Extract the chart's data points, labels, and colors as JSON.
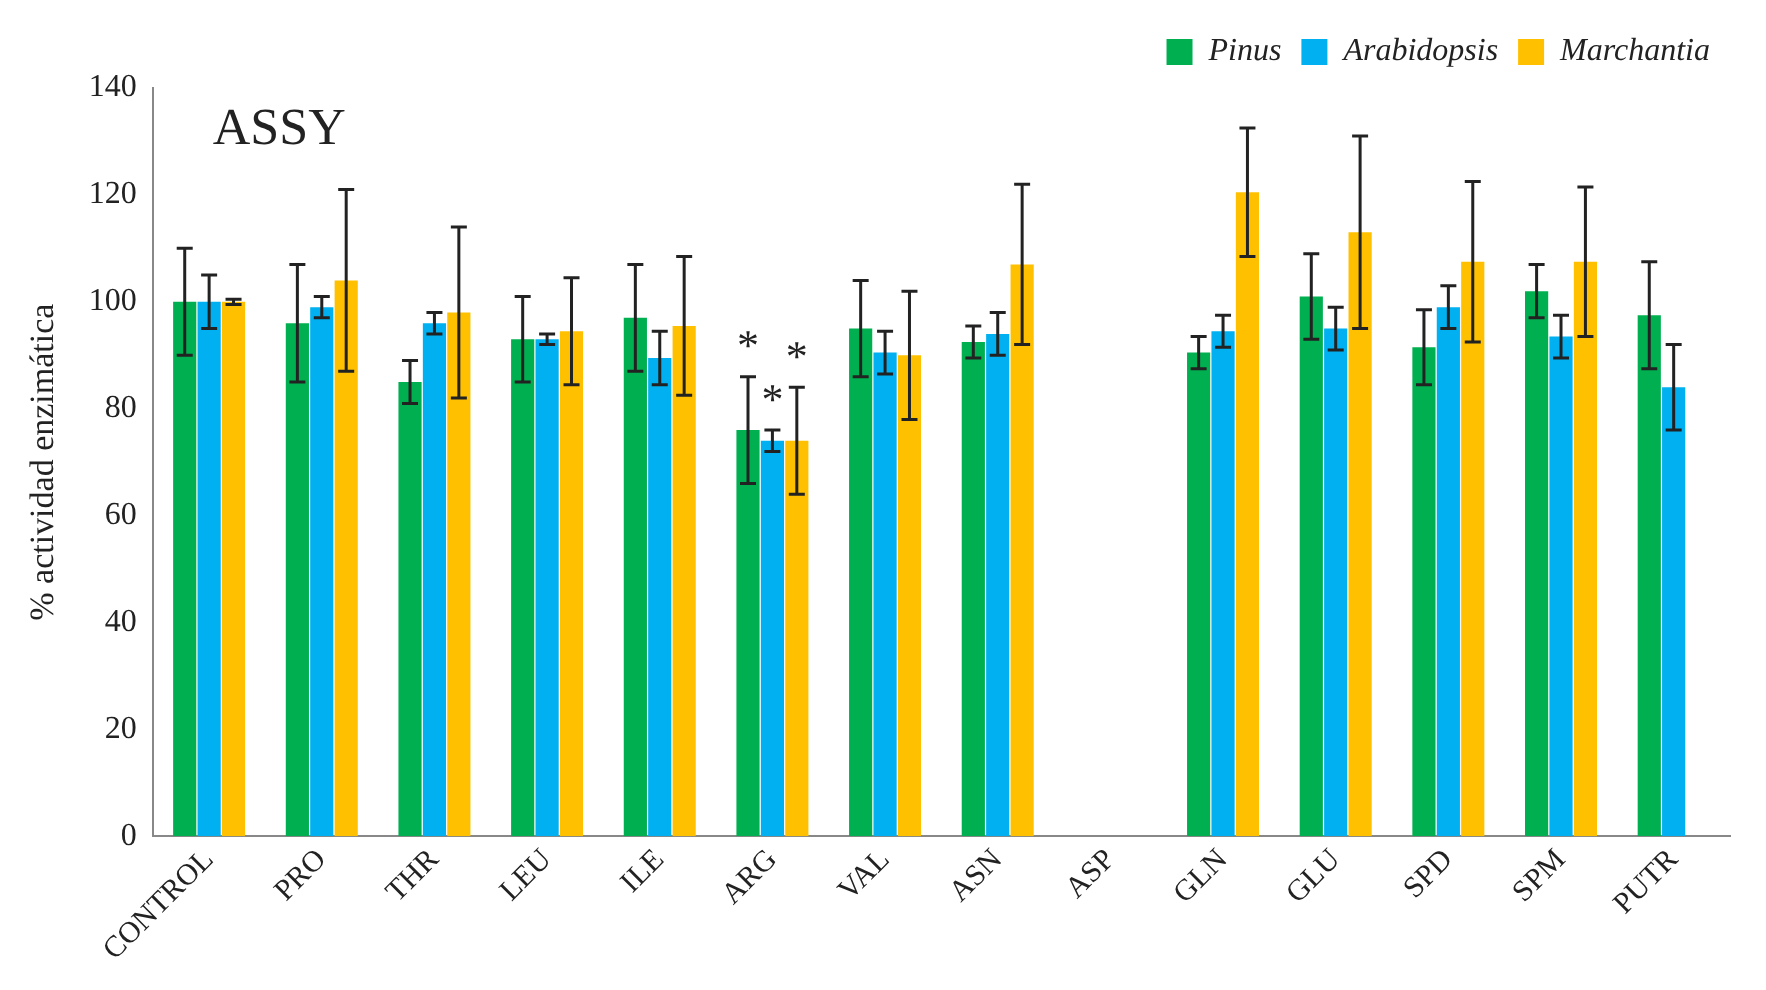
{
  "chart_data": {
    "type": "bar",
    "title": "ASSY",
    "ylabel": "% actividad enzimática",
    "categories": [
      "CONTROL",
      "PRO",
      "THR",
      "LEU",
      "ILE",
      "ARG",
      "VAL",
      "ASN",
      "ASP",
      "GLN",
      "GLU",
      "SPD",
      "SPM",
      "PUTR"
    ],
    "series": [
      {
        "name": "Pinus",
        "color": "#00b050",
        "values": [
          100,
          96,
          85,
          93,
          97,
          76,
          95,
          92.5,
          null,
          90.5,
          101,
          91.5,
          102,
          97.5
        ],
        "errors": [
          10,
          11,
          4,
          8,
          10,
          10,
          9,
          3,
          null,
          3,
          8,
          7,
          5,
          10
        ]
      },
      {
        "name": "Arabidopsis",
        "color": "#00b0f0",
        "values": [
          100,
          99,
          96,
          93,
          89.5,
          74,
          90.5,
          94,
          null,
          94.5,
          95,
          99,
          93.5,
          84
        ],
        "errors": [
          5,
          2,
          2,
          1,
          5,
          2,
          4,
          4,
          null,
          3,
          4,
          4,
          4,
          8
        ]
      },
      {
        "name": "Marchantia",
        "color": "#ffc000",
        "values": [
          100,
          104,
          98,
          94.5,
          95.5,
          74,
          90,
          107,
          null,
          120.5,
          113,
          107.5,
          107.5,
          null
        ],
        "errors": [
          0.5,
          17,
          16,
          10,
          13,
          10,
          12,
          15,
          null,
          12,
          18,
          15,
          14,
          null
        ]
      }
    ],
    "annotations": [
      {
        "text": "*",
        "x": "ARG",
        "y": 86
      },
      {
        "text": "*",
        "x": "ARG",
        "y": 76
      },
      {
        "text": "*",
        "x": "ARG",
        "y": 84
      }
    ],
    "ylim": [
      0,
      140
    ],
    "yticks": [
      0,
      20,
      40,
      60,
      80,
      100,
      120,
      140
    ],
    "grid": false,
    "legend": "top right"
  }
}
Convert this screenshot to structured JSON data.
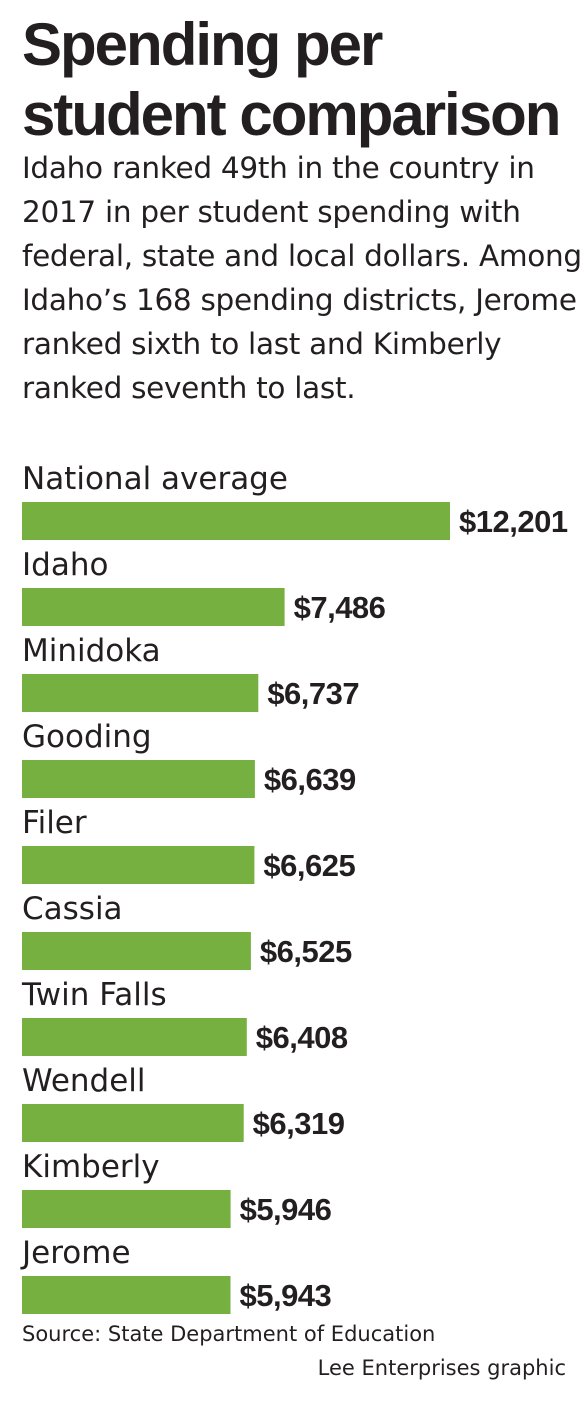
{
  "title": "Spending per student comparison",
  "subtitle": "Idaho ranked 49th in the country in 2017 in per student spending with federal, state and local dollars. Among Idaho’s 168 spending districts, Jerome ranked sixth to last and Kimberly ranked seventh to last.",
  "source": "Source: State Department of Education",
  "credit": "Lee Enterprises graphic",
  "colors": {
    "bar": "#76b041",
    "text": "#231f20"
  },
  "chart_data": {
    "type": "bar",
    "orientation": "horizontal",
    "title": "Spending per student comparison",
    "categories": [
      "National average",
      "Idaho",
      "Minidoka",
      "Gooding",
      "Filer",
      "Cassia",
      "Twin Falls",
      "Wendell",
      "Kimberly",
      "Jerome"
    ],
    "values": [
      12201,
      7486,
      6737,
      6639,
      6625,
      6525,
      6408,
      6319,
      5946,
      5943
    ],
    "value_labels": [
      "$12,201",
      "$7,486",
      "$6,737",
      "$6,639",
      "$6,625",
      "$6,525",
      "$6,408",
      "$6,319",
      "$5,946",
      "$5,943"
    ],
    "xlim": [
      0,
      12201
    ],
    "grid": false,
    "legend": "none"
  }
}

* Written problem: Pictures appear in the records above. Output everything except them, exactly.

* Written response:
Extract the chart's data points, labels, and colors as JSON.
{
  "chart_data": {
    "type": "bar",
    "title": "ASSY",
    "ylabel": "% actividad enzimática",
    "categories": [
      "CONTROL",
      "PRO",
      "THR",
      "LEU",
      "ILE",
      "ARG",
      "VAL",
      "ASN",
      "ASP",
      "GLN",
      "GLU",
      "SPD",
      "SPM",
      "PUTR"
    ],
    "series": [
      {
        "name": "Pinus",
        "color": "#00b050",
        "values": [
          100,
          96,
          85,
          93,
          97,
          76,
          95,
          92.5,
          null,
          90.5,
          101,
          91.5,
          102,
          97.5
        ],
        "errors": [
          10,
          11,
          4,
          8,
          10,
          10,
          9,
          3,
          null,
          3,
          8,
          7,
          5,
          10
        ]
      },
      {
        "name": "Arabidopsis",
        "color": "#00b0f0",
        "values": [
          100,
          99,
          96,
          93,
          89.5,
          74,
          90.5,
          94,
          null,
          94.5,
          95,
          99,
          93.5,
          84
        ],
        "errors": [
          5,
          2,
          2,
          1,
          5,
          2,
          4,
          4,
          null,
          3,
          4,
          4,
          4,
          8
        ]
      },
      {
        "name": "Marchantia",
        "color": "#ffc000",
        "values": [
          100,
          104,
          98,
          94.5,
          95.5,
          74,
          90,
          107,
          null,
          120.5,
          113,
          107.5,
          107.5,
          null
        ],
        "errors": [
          0.5,
          17,
          16,
          10,
          13,
          10,
          12,
          15,
          null,
          12,
          18,
          15,
          14,
          null
        ]
      }
    ],
    "annotations": [
      {
        "text": "*",
        "x": "ARG",
        "y": 86
      },
      {
        "text": "*",
        "x": "ARG",
        "y": 76
      },
      {
        "text": "*",
        "x": "ARG",
        "y": 84
      }
    ],
    "ylim": [
      0,
      140
    ],
    "yticks": [
      0,
      20,
      40,
      60,
      80,
      100,
      120,
      140
    ],
    "grid": false,
    "legend": "top right"
  }
}
Convert this screenshot to structured JSON data.
{
  "title": "Spending per student comparison",
  "subtitle": "Idaho ranked 49th in the country in 2017 in per student spending with federal, state and local dollars. Among Idaho’s 168 spending districts, Jerome ranked sixth to last and Kimberly ranked seventh to last.",
  "source": "Source: State Department of Education",
  "credit": "Lee Enterprises graphic",
  "colors": {
    "bar": "#76b041",
    "text": "#231f20"
  },
  "chart_data": {
    "type": "bar",
    "orientation": "horizontal",
    "title": "Spending per student comparison",
    "categories": [
      "National average",
      "Idaho",
      "Minidoka",
      "Gooding",
      "Filer",
      "Cassia",
      "Twin Falls",
      "Wendell",
      "Kimberly",
      "Jerome"
    ],
    "values": [
      12201,
      7486,
      6737,
      6639,
      6625,
      6525,
      6408,
      6319,
      5946,
      5943
    ],
    "value_labels": [
      "$12,201",
      "$7,486",
      "$6,737",
      "$6,639",
      "$6,625",
      "$6,525",
      "$6,408",
      "$6,319",
      "$5,946",
      "$5,943"
    ],
    "xlim": [
      0,
      12201
    ],
    "grid": false,
    "legend": "none"
  }
}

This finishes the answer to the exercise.